BEGIN

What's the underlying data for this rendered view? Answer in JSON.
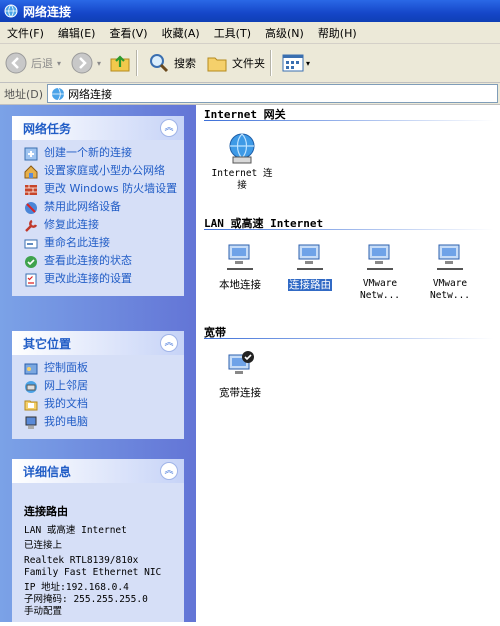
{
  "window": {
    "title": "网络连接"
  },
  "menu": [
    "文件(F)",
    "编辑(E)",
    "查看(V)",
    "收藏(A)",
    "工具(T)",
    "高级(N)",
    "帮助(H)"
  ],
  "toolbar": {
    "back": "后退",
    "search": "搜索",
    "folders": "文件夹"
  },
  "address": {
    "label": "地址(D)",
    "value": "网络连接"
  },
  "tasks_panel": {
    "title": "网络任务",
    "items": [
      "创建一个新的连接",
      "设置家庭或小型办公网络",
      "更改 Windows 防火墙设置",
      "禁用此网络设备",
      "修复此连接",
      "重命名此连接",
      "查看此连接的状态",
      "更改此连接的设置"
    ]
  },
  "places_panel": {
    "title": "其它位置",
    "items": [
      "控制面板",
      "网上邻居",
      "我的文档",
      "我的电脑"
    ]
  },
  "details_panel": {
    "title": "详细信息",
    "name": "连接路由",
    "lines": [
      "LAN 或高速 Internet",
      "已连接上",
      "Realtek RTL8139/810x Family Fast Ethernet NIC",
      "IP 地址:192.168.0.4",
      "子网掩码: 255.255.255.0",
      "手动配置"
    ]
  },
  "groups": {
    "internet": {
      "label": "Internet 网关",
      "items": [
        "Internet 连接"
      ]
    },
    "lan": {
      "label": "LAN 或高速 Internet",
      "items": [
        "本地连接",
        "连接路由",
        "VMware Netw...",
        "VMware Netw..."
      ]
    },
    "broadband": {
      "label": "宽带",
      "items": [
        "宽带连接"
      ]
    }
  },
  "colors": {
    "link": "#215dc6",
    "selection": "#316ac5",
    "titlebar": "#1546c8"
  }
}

END
BEGIN

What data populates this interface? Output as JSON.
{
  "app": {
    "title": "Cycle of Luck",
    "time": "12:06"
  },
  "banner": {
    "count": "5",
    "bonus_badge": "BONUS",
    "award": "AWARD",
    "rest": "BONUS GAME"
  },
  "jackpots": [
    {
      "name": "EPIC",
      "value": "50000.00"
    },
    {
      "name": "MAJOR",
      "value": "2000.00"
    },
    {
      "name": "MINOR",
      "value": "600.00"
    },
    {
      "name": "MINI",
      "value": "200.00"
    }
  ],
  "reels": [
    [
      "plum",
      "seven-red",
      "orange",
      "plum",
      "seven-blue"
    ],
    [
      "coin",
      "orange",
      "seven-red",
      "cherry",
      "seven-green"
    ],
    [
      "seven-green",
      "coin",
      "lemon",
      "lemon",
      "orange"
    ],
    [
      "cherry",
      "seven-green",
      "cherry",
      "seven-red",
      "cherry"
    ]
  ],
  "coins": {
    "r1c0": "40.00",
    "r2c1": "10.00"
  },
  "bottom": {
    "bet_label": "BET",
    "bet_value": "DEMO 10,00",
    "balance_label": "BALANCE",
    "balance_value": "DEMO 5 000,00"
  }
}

END
BEGIN

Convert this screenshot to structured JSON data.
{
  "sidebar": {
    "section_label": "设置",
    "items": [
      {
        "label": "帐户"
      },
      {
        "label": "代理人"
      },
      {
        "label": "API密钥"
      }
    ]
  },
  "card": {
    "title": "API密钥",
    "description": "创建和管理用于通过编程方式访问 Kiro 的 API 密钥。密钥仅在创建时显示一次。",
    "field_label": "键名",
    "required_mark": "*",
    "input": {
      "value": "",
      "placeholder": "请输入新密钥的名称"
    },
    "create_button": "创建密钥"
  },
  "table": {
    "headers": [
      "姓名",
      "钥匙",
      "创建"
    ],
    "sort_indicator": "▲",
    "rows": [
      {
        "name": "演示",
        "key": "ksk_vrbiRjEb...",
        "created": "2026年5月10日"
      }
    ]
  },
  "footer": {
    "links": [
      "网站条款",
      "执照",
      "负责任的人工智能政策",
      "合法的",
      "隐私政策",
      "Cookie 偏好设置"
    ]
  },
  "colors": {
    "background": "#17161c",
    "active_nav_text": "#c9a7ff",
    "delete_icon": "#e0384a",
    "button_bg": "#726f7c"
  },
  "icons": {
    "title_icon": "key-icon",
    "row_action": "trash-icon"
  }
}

END

### What is asked
Which lines hold the word "JSON"? Return all of them from the records above.

### Result of this task
What's the underlying data for this rendered view? Answer in JSON.
What data populates this interface? Output as JSON.
Convert this screenshot to structured JSON data.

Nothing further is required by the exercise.